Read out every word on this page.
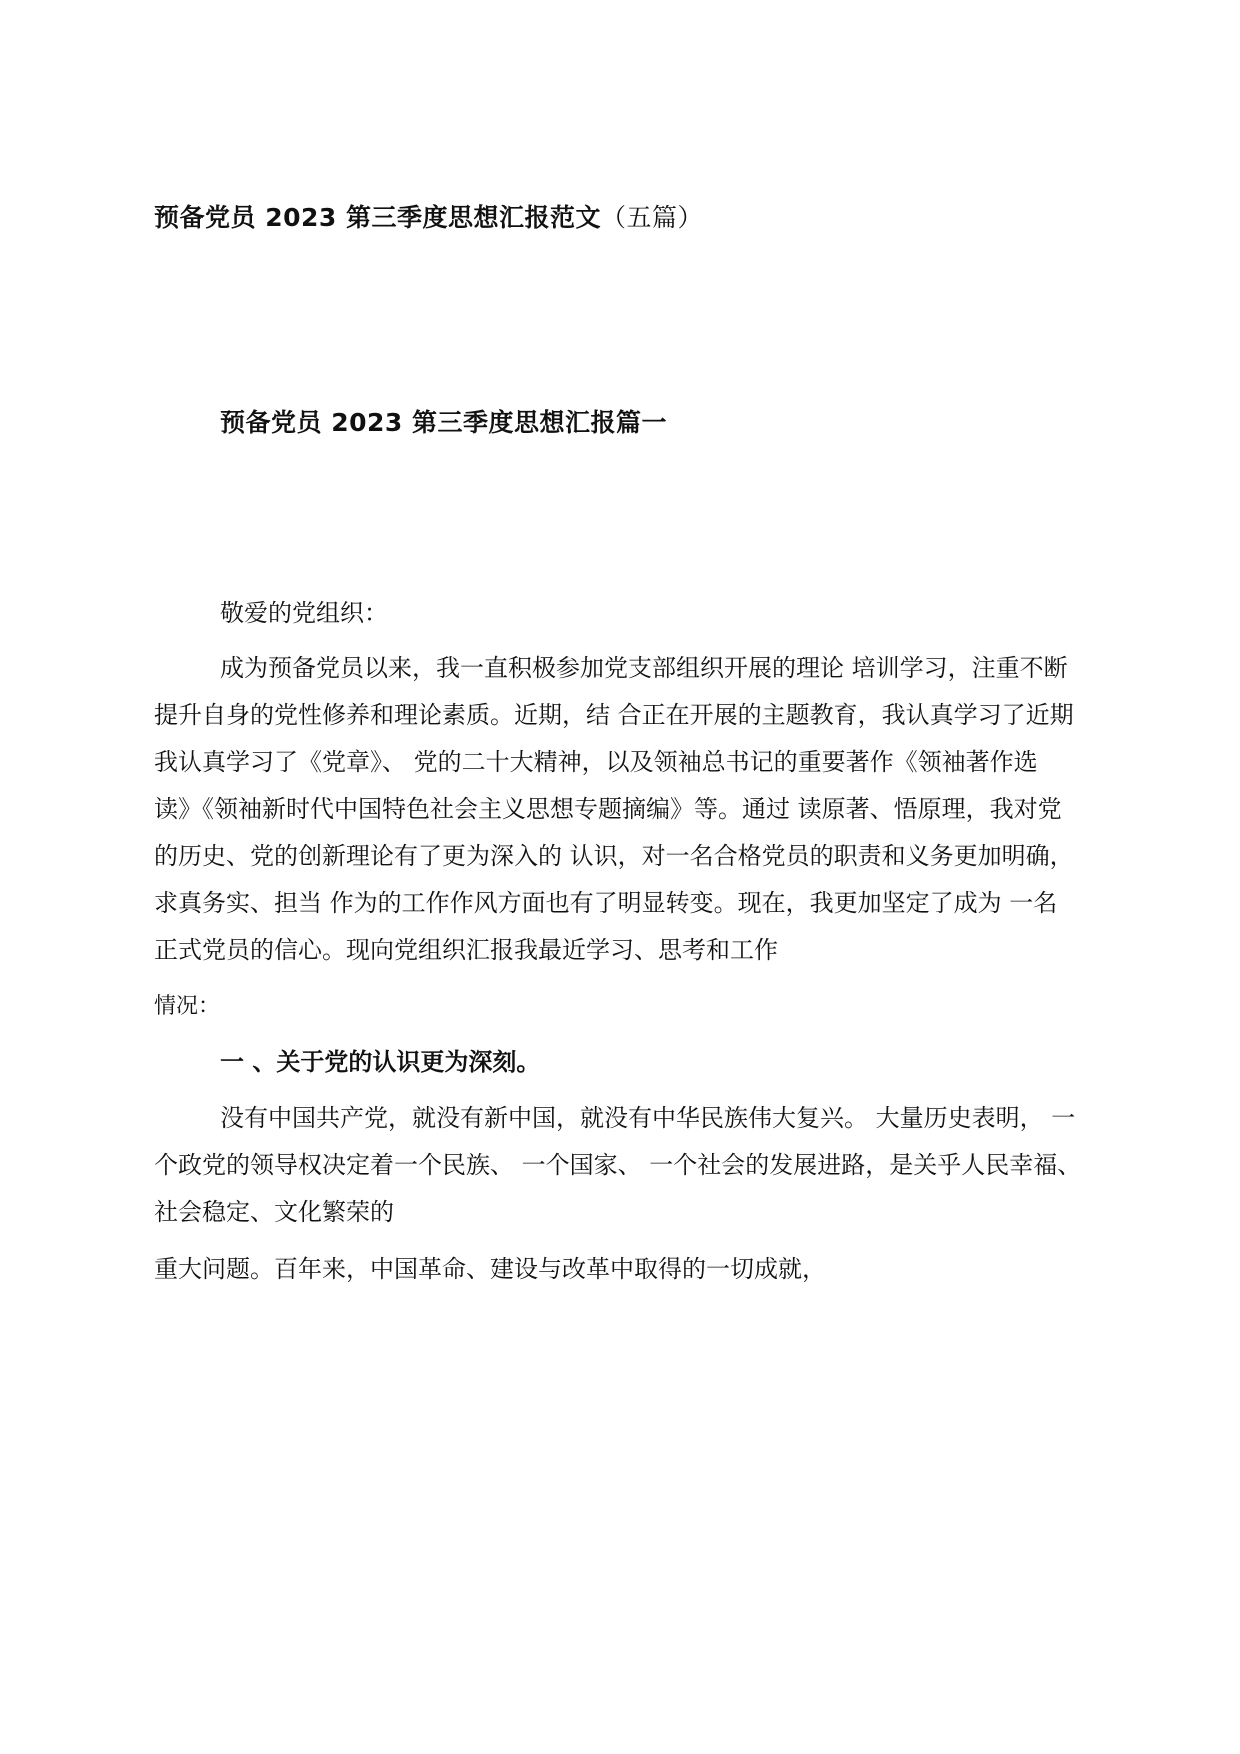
预备党员 2023 第三季度思想汇报范文（五篇）
预备党员 2023 第三季度思想汇报篇一
敬爱的党组织：
成为预备党员以来，我一直积极参加党支部组织开展的理论 培训学习，注重不断
提升自身的党性修养和理论素质。近期，结 合正在开展的主题教育，我认真学习了近期
我认真学习了《党章》、 党的二十大精神，以及领袖总书记的重要著作《领袖著作选
读》《领袖新时代中国特色社会主义思想专题摘编》等。通过 读原著、悟原理，我对党
的历史、党的创新理论有了更为深入的 认识，对一名合格党员的职责和义务更加明确，
求真务实、担当 作为的工作作风方面也有了明显转变。现在，我更加坚定了成为 一名
正式党员的信心。现向党组织汇报我最近学习、思考和工作
情况：
一 、关于党的认识更为深刻。
没有中国共产党，就没有新中国，就没有中华民族伟大复兴。 大量历史表明， 一
个政党的领导权决定着一个民族、 一个国家、 一个社会的发展进路，是关乎人民幸福、
社会稳定、文化繁荣的
重大问题。百年来，中国革命、建设与改革中取得的一切成就，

- **TASK BRIEF**: Transcribe the material exactly, keeping every word and none of the pictures.

- **SOLVED PROBLEM**:
Read out every word on this page.
预备党员 2023 第三季度思想汇报范文（五篇）
预备党员 2023 第三季度思想汇报篇一
敬爱的党组织：
成为预备党员以来，我一直积极参加党支部组织开展的理论 培训学习，注重不断
提升自身的党性修养和理论素质。近期，结 合正在开展的主题教育，我认真学习了近期
我认真学习了《党章》、 党的二十大精神，以及领袖总书记的重要著作《领袖著作选
读》《领袖新时代中国特色社会主义思想专题摘编》等。通过 读原著、悟原理，我对党
的历史、党的创新理论有了更为深入的 认识，对一名合格党员的职责和义务更加明确，
求真务实、担当 作为的工作作风方面也有了明显转变。现在，我更加坚定了成为 一名
正式党员的信心。现向党组织汇报我最近学习、思考和工作
情况：
一 、关于党的认识更为深刻。
没有中国共产党，就没有新中国，就没有中华民族伟大复兴。 大量历史表明， 一
个政党的领导权决定着一个民族、 一个国家、 一个社会的发展进路，是关乎人民幸福、
社会稳定、文化繁荣的
重大问题。百年来，中国革命、建设与改革中取得的一切成就，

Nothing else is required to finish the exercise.